GIVEN TASK. Reproduce every entry exactly.

Entries taken from a collection:
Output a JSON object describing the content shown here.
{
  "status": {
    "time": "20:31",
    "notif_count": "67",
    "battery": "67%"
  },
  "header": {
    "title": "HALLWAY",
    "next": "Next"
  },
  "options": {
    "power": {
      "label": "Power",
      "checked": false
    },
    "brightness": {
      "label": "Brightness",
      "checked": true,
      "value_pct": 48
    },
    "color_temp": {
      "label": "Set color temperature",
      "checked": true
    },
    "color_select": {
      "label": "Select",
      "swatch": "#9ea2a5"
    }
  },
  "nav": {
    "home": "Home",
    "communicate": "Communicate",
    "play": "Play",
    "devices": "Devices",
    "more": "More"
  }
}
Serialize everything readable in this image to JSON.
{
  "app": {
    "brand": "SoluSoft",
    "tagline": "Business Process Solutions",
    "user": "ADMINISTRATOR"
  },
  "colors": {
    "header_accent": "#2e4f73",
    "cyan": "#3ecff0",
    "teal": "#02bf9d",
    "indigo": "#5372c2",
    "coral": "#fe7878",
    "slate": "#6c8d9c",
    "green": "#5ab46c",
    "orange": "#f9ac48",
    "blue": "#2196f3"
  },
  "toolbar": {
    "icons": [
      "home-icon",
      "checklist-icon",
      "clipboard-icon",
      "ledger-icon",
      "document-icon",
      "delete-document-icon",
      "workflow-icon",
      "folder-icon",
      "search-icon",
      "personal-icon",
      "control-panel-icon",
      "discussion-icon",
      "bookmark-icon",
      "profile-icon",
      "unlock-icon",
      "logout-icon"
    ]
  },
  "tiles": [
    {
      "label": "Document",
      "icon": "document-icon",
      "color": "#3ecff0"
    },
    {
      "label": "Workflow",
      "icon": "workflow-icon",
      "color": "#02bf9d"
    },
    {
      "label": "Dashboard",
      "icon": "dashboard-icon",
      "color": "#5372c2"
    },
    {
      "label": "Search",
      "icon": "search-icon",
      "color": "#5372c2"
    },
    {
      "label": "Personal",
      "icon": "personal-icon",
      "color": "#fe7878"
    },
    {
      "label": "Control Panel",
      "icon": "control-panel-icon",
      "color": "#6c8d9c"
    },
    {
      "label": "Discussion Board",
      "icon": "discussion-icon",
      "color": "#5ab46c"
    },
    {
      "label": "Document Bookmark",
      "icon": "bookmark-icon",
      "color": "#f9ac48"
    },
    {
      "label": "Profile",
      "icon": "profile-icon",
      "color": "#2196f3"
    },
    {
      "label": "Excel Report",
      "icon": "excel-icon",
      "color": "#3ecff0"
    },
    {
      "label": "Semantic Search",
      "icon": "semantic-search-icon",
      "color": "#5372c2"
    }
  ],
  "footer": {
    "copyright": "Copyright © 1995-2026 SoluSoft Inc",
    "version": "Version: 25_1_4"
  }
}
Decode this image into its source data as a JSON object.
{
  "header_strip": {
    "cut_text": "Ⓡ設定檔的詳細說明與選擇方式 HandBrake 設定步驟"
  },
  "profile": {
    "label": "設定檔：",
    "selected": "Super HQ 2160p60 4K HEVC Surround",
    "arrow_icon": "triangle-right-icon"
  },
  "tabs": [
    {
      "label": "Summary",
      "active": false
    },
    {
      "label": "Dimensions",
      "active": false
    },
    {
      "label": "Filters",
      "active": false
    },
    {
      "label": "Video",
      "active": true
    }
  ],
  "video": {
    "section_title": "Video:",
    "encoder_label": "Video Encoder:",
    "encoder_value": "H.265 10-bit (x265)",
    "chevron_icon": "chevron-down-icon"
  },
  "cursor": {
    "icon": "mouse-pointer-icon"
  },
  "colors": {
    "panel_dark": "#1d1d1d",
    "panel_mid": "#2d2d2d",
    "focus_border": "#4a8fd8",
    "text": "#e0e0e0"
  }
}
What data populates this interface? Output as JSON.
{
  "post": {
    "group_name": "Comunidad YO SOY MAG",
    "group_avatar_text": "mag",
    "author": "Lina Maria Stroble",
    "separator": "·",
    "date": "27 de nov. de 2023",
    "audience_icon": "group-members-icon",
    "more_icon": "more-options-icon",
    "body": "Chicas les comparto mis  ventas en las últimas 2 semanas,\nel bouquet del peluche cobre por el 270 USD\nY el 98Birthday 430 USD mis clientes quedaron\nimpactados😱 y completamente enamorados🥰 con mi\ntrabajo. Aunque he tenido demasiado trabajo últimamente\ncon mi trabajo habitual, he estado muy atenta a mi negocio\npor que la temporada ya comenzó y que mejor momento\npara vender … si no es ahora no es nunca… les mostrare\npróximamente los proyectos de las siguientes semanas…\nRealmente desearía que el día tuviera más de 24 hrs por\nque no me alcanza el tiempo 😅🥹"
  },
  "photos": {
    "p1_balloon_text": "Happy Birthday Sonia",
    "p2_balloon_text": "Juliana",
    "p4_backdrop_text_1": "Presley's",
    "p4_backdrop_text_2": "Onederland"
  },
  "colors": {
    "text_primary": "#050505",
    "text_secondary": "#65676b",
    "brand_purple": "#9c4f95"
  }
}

RESPONSE BELOW.
Output a JSON object describing the content shown here.
{
  "status": {
    "time": "20:31",
    "notif_count": "67",
    "battery": "67%"
  },
  "header": {
    "title": "HALLWAY",
    "next": "Next"
  },
  "options": {
    "power": {
      "label": "Power",
      "checked": false
    },
    "brightness": {
      "label": "Brightness",
      "checked": true,
      "value_pct": 48
    },
    "color_temp": {
      "label": "Set color temperature",
      "checked": true
    },
    "color_select": {
      "label": "Select",
      "swatch": "#9ea2a5"
    }
  },
  "nav": {
    "home": "Home",
    "communicate": "Communicate",
    "play": "Play",
    "devices": "Devices",
    "more": "More"
  }
}
Serialize everything readable in this image to JSON.
{
  "app": {
    "brand": "SoluSoft",
    "tagline": "Business Process Solutions",
    "user": "ADMINISTRATOR"
  },
  "colors": {
    "header_accent": "#2e4f73",
    "cyan": "#3ecff0",
    "teal": "#02bf9d",
    "indigo": "#5372c2",
    "coral": "#fe7878",
    "slate": "#6c8d9c",
    "green": "#5ab46c",
    "orange": "#f9ac48",
    "blue": "#2196f3"
  },
  "toolbar": {
    "icons": [
      "home-icon",
      "checklist-icon",
      "clipboard-icon",
      "ledger-icon",
      "document-icon",
      "delete-document-icon",
      "workflow-icon",
      "folder-icon",
      "search-icon",
      "personal-icon",
      "control-panel-icon",
      "discussion-icon",
      "bookmark-icon",
      "profile-icon",
      "unlock-icon",
      "logout-icon"
    ]
  },
  "tiles": [
    {
      "label": "Document",
      "icon": "document-icon",
      "color": "#3ecff0"
    },
    {
      "label": "Workflow",
      "icon": "workflow-icon",
      "color": "#02bf9d"
    },
    {
      "label": "Dashboard",
      "icon": "dashboard-icon",
      "color": "#5372c2"
    },
    {
      "label": "Search",
      "icon": "search-icon",
      "color": "#5372c2"
    },
    {
      "label": "Personal",
      "icon": "personal-icon",
      "color": "#fe7878"
    },
    {
      "label": "Control Panel",
      "icon": "control-panel-icon",
      "color": "#6c8d9c"
    },
    {
      "label": "Discussion Board",
      "icon": "discussion-icon",
      "color": "#5ab46c"
    },
    {
      "label": "Document Bookmark",
      "icon": "bookmark-icon",
      "color": "#f9ac48"
    },
    {
      "label": "Profile",
      "icon": "profile-icon",
      "color": "#2196f3"
    },
    {
      "label": "Excel Report",
      "icon": "excel-icon",
      "color": "#3ecff0"
    },
    {
      "label": "Semantic Search",
      "icon": "semantic-search-icon",
      "color": "#5372c2"
    }
  ],
  "footer": {
    "copyright": "Copyright © 1995-2026 SoluSoft Inc",
    "version": "Version: 25_1_4"
  }
}
Decode this image into its source data as a JSON object.
{
  "header_strip": {
    "cut_text": "Ⓡ設定檔的詳細說明與選擇方式 HandBrake 設定步驟"
  },
  "profile": {
    "label": "設定檔：",
    "selected": "Super HQ 2160p60 4K HEVC Surround",
    "arrow_icon": "triangle-right-icon"
  },
  "tabs": [
    {
      "label": "Summary",
      "active": false
    },
    {
      "label": "Dimensions",
      "active": false
    },
    {
      "label": "Filters",
      "active": false
    },
    {
      "label": "Video",
      "active": true
    }
  ],
  "video": {
    "section_title": "Video:",
    "encoder_label": "Video Encoder:",
    "encoder_value": "H.265 10-bit (x265)",
    "chevron_icon": "chevron-down-icon"
  },
  "cursor": {
    "icon": "mouse-pointer-icon"
  },
  "colors": {
    "panel_dark": "#1d1d1d",
    "panel_mid": "#2d2d2d",
    "focus_border": "#4a8fd8",
    "text": "#e0e0e0"
  }
}
What data populates this interface? Output as JSON.
{
  "post": {
    "group_name": "Comunidad YO SOY MAG",
    "group_avatar_text": "mag",
    "author": "Lina Maria Stroble",
    "separator": "·",
    "date": "27 de nov. de 2023",
    "audience_icon": "group-members-icon",
    "more_icon": "more-options-icon",
    "body": "Chicas les comparto mis  ventas en las últimas 2 semanas,\nel bouquet del peluche cobre por el 270 USD\nY el 98Birthday 430 USD mis clientes quedaron\nimpactados😱 y completamente enamorados🥰 con mi\ntrabajo. Aunque he tenido demasiado trabajo últimamente\ncon mi trabajo habitual, he estado muy atenta a mi negocio\npor que la temporada ya comenzó y que mejor momento\npara vender … si no es ahora no es nunca… les mostrare\npróximamente los proyectos de las siguientes semanas…\nRealmente desearía que el día tuviera más de 24 hrs por\nque no me alcanza el tiempo 😅🥹"
  },
  "photos": {
    "p1_balloon_text": "Happy Birthday Sonia",
    "p2_balloon_text": "Juliana",
    "p4_backdrop_text_1": "Presley's",
    "p4_backdrop_text_2": "Onederland"
  },
  "colors": {
    "text_primary": "#050505",
    "text_secondary": "#65676b",
    "brand_purple": "#9c4f95"
  }
}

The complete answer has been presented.